— begin Information given —
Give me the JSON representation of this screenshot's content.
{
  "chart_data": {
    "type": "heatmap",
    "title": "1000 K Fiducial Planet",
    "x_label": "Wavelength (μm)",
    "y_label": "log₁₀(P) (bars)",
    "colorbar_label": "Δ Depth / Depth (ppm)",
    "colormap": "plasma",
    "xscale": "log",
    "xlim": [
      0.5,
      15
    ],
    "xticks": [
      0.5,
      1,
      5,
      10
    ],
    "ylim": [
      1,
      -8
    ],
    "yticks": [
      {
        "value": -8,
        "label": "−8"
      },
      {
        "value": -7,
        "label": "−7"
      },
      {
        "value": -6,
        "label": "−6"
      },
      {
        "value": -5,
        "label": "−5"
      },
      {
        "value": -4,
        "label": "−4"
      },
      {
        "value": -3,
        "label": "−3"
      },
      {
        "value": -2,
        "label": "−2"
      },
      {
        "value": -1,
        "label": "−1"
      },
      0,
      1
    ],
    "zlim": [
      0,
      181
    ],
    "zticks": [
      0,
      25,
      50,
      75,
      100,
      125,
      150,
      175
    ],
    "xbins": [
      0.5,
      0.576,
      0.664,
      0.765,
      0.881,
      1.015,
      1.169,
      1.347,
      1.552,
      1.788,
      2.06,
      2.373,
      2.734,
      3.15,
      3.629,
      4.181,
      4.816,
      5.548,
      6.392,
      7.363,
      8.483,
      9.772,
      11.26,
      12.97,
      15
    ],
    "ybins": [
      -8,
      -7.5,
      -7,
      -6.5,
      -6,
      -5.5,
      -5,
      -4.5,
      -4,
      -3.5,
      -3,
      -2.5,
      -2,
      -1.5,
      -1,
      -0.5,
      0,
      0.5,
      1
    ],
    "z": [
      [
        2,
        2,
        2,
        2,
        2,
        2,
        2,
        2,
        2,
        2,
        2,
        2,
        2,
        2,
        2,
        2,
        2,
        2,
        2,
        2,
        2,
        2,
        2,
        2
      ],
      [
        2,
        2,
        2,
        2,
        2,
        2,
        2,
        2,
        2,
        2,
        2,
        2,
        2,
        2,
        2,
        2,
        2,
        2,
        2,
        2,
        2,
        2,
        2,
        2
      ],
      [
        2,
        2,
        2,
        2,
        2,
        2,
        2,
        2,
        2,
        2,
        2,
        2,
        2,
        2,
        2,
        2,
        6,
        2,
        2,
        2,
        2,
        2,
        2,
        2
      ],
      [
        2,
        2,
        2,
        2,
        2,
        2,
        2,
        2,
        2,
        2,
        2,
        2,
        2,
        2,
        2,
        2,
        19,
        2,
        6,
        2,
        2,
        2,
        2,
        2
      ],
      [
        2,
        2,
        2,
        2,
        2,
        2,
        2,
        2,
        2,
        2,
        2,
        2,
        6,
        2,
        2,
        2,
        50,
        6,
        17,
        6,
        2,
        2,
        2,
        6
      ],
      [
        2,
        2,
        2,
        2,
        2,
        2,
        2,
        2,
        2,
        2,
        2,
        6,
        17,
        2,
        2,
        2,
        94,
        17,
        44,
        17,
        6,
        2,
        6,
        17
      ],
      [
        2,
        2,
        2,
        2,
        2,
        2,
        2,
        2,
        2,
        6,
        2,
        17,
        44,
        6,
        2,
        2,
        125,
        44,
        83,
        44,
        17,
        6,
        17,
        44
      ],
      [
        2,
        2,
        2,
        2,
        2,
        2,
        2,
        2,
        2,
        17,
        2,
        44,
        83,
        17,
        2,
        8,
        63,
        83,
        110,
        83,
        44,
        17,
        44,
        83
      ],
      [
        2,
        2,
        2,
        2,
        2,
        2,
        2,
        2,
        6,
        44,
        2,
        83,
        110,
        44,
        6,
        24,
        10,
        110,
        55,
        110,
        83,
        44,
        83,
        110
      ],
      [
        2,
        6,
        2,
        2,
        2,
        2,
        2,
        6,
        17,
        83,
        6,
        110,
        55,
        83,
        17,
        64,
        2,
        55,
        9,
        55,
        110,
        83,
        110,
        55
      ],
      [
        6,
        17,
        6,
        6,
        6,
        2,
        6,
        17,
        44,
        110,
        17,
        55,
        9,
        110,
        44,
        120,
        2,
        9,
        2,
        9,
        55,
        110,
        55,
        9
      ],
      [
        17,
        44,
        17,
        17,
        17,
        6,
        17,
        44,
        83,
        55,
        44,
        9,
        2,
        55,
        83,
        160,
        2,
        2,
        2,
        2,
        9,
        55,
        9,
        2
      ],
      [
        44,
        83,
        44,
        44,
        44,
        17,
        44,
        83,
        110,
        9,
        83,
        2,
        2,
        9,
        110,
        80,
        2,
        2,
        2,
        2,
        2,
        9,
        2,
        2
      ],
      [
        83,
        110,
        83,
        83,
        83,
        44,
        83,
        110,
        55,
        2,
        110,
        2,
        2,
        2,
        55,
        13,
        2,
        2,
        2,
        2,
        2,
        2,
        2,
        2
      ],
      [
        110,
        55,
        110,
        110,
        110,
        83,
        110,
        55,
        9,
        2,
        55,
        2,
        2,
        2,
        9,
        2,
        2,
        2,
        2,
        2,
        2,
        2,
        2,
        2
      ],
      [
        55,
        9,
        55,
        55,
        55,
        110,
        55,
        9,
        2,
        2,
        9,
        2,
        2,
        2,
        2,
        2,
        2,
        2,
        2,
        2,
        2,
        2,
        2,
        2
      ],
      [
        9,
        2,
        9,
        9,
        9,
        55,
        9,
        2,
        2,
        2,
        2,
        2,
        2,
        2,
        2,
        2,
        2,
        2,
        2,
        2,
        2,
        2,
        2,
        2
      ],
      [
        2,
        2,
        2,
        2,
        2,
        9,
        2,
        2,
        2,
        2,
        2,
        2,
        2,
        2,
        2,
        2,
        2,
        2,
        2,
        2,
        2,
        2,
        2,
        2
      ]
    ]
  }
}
— end Information given —
** Given problem **
Write out the whole listing again, exactly as it stands.

** Complete response **
Give me the JSON representation of this screenshot's content.
{
  "chart_data": {
    "type": "heatmap",
    "title": "1000 K Fiducial Planet",
    "x_label": "Wavelength (μm)",
    "y_label": "log₁₀(P) (bars)",
    "colorbar_label": "Δ Depth / Depth (ppm)",
    "colormap": "plasma",
    "xscale": "log",
    "xlim": [
      0.5,
      15
    ],
    "xticks": [
      0.5,
      1,
      5,
      10
    ],
    "ylim": [
      1,
      -8
    ],
    "yticks": [
      {
        "value": -8,
        "label": "−8"
      },
      {
        "value": -7,
        "label": "−7"
      },
      {
        "value": -6,
        "label": "−6"
      },
      {
        "value": -5,
        "label": "−5"
      },
      {
        "value": -4,
        "label": "−4"
      },
      {
        "value": -3,
        "label": "−3"
      },
      {
        "value": -2,
        "label": "−2"
      },
      {
        "value": -1,
        "label": "−1"
      },
      0,
      1
    ],
    "zlim": [
      0,
      181
    ],
    "zticks": [
      0,
      25,
      50,
      75,
      100,
      125,
      150,
      175
    ],
    "xbins": [
      0.5,
      0.576,
      0.664,
      0.765,
      0.881,
      1.015,
      1.169,
      1.347,
      1.552,
      1.788,
      2.06,
      2.373,
      2.734,
      3.15,
      3.629,
      4.181,
      4.816,
      5.548,
      6.392,
      7.363,
      8.483,
      9.772,
      11.26,
      12.97,
      15
    ],
    "ybins": [
      -8,
      -7.5,
      -7,
      -6.5,
      -6,
      -5.5,
      -5,
      -4.5,
      -4,
      -3.5,
      -3,
      -2.5,
      -2,
      -1.5,
      -1,
      -0.5,
      0,
      0.5,
      1
    ],
    "z": [
      [
        2,
        2,
        2,
        2,
        2,
        2,
        2,
        2,
        2,
        2,
        2,
        2,
        2,
        2,
        2,
        2,
        2,
        2,
        2,
        2,
        2,
        2,
        2,
        2
      ],
      [
        2,
        2,
        2,
        2,
        2,
        2,
        2,
        2,
        2,
        2,
        2,
        2,
        2,
        2,
        2,
        2,
        2,
        2,
        2,
        2,
        2,
        2,
        2,
        2
      ],
      [
        2,
        2,
        2,
        2,
        2,
        2,
        2,
        2,
        2,
        2,
        2,
        2,
        2,
        2,
        2,
        2,
        6,
        2,
        2,
        2,
        2,
        2,
        2,
        2
      ],
      [
        2,
        2,
        2,
        2,
        2,
        2,
        2,
        2,
        2,
        2,
        2,
        2,
        2,
        2,
        2,
        2,
        19,
        2,
        6,
        2,
        2,
        2,
        2,
        2
      ],
      [
        2,
        2,
        2,
        2,
        2,
        2,
        2,
        2,
        2,
        2,
        2,
        2,
        6,
        2,
        2,
        2,
        50,
        6,
        17,
        6,
        2,
        2,
        2,
        6
      ],
      [
        2,
        2,
        2,
        2,
        2,
        2,
        2,
        2,
        2,
        2,
        2,
        6,
        17,
        2,
        2,
        2,
        94,
        17,
        44,
        17,
        6,
        2,
        6,
        17
      ],
      [
        2,
        2,
        2,
        2,
        2,
        2,
        2,
        2,
        2,
        6,
        2,
        17,
        44,
        6,
        2,
        2,
        125,
        44,
        83,
        44,
        17,
        6,
        17,
        44
      ],
      [
        2,
        2,
        2,
        2,
        2,
        2,
        2,
        2,
        2,
        17,
        2,
        44,
        83,
        17,
        2,
        8,
        63,
        83,
        110,
        83,
        44,
        17,
        44,
        83
      ],
      [
        2,
        2,
        2,
        2,
        2,
        2,
        2,
        2,
        6,
        44,
        2,
        83,
        110,
        44,
        6,
        24,
        10,
        110,
        55,
        110,
        83,
        44,
        83,
        110
      ],
      [
        2,
        6,
        2,
        2,
        2,
        2,
        2,
        6,
        17,
        83,
        6,
        110,
        55,
        83,
        17,
        64,
        2,
        55,
        9,
        55,
        110,
        83,
        110,
        55
      ],
      [
        6,
        17,
        6,
        6,
        6,
        2,
        6,
        17,
        44,
        110,
        17,
        55,
        9,
        110,
        44,
        120,
        2,
        9,
        2,
        9,
        55,
        110,
        55,
        9
      ],
      [
        17,
        44,
        17,
        17,
        17,
        6,
        17,
        44,
        83,
        55,
        44,
        9,
        2,
        55,
        83,
        160,
        2,
        2,
        2,
        2,
        9,
        55,
        9,
        2
      ],
      [
        44,
        83,
        44,
        44,
        44,
        17,
        44,
        83,
        110,
        9,
        83,
        2,
        2,
        9,
        110,
        80,
        2,
        2,
        2,
        2,
        2,
        9,
        2,
        2
      ],
      [
        83,
        110,
        83,
        83,
        83,
        44,
        83,
        110,
        55,
        2,
        110,
        2,
        2,
        2,
        55,
        13,
        2,
        2,
        2,
        2,
        2,
        2,
        2,
        2
      ],
      [
        110,
        55,
        110,
        110,
        110,
        83,
        110,
        55,
        9,
        2,
        55,
        2,
        2,
        2,
        9,
        2,
        2,
        2,
        2,
        2,
        2,
        2,
        2,
        2
      ],
      [
        55,
        9,
        55,
        55,
        55,
        110,
        55,
        9,
        2,
        2,
        9,
        2,
        2,
        2,
        2,
        2,
        2,
        2,
        2,
        2,
        2,
        2,
        2,
        2
      ],
      [
        9,
        2,
        9,
        9,
        9,
        55,
        9,
        2,
        2,
        2,
        2,
        2,
        2,
        2,
        2,
        2,
        2,
        2,
        2,
        2,
        2,
        2,
        2,
        2
      ],
      [
        2,
        2,
        2,
        2,
        2,
        9,
        2,
        2,
        2,
        2,
        2,
        2,
        2,
        2,
        2,
        2,
        2,
        2,
        2,
        2,
        2,
        2,
        2,
        2
      ]
    ]
  }
}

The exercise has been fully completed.